AVAILABLE DATA
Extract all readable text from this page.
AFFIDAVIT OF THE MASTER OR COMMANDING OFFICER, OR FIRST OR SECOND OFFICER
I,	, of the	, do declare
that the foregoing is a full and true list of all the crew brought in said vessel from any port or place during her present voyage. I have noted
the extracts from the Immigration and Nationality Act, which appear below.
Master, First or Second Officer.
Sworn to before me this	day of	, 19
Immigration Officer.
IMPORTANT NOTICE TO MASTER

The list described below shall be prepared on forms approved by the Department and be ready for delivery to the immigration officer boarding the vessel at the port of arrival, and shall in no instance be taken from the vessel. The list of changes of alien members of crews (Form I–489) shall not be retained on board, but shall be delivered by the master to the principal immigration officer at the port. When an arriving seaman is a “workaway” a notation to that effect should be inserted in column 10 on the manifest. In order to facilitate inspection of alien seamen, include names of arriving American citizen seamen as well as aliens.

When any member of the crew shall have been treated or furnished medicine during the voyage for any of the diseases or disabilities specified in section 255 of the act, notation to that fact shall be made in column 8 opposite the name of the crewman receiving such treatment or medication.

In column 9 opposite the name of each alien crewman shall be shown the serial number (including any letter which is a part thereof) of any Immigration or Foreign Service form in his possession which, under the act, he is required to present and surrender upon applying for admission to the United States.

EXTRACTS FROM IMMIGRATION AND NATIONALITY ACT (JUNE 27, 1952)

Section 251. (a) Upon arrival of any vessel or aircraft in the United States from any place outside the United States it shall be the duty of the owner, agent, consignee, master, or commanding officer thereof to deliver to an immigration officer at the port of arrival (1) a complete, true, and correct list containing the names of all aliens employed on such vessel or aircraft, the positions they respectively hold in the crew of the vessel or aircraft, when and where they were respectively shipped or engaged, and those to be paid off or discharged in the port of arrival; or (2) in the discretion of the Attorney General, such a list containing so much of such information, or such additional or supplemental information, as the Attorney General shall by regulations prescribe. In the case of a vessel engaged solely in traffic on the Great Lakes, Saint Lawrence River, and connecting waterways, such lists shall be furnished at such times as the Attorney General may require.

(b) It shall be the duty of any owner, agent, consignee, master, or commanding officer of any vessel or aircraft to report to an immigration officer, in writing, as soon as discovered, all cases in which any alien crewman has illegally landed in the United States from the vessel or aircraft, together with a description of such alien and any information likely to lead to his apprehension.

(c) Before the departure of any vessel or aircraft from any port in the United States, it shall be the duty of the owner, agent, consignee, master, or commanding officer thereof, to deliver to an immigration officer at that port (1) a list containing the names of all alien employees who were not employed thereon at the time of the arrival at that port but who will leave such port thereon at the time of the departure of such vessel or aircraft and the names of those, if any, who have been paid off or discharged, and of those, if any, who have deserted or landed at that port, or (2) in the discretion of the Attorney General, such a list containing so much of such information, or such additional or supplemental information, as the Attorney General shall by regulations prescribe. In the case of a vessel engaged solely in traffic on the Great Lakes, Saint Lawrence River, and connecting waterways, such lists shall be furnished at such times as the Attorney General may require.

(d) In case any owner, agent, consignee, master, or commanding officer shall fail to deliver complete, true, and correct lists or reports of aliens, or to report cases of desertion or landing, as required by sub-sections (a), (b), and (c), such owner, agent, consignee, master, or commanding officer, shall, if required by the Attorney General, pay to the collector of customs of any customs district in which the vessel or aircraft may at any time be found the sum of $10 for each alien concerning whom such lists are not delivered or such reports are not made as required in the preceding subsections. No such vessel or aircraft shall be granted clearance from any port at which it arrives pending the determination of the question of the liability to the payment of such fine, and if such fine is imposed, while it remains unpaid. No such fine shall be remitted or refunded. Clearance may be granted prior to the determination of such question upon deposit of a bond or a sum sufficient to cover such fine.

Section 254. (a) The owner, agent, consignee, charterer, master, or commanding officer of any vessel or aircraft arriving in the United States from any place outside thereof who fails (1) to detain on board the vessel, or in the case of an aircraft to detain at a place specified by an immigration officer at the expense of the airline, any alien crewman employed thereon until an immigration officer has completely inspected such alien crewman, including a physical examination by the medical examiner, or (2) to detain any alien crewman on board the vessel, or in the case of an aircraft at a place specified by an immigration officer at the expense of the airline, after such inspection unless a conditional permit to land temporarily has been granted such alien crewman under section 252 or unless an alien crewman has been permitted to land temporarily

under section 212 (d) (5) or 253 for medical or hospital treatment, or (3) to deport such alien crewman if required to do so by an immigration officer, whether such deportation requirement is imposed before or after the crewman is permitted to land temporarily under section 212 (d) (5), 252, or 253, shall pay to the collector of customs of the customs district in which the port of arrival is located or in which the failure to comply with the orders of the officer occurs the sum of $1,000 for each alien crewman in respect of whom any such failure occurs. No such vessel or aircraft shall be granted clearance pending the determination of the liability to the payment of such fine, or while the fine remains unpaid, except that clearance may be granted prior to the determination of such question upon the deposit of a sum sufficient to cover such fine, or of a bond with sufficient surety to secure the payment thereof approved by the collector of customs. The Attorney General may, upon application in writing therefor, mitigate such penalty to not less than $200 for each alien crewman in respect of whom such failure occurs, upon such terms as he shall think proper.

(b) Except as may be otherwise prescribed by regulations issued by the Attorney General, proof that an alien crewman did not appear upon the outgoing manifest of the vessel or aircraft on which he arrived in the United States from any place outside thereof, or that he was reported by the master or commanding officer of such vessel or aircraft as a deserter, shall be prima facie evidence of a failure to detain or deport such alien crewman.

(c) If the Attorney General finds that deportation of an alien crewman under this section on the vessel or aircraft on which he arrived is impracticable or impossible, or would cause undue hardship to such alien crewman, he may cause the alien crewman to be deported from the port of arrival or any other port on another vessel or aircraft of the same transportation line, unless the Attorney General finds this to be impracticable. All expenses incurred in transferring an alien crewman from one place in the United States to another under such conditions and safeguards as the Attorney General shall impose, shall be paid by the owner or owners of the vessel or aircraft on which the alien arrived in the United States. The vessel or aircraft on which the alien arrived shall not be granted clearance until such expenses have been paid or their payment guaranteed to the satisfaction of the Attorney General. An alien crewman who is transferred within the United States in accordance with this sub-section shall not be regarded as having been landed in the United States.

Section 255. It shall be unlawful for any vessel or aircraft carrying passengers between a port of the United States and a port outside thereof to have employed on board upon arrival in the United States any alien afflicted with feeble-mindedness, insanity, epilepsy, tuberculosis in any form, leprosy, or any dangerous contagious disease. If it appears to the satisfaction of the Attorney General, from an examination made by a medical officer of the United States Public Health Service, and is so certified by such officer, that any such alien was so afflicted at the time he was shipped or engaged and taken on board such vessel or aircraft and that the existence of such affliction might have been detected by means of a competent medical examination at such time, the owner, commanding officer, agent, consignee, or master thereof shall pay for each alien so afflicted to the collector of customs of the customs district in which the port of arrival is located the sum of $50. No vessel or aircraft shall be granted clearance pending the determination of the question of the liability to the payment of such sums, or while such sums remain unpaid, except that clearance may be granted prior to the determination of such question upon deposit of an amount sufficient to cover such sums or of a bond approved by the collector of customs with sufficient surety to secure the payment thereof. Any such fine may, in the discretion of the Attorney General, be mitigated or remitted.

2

WHAT THIS TASK INVOLVES
Count each line of the data where the word "present" appears, then reply with the total only.

THE REPLY
2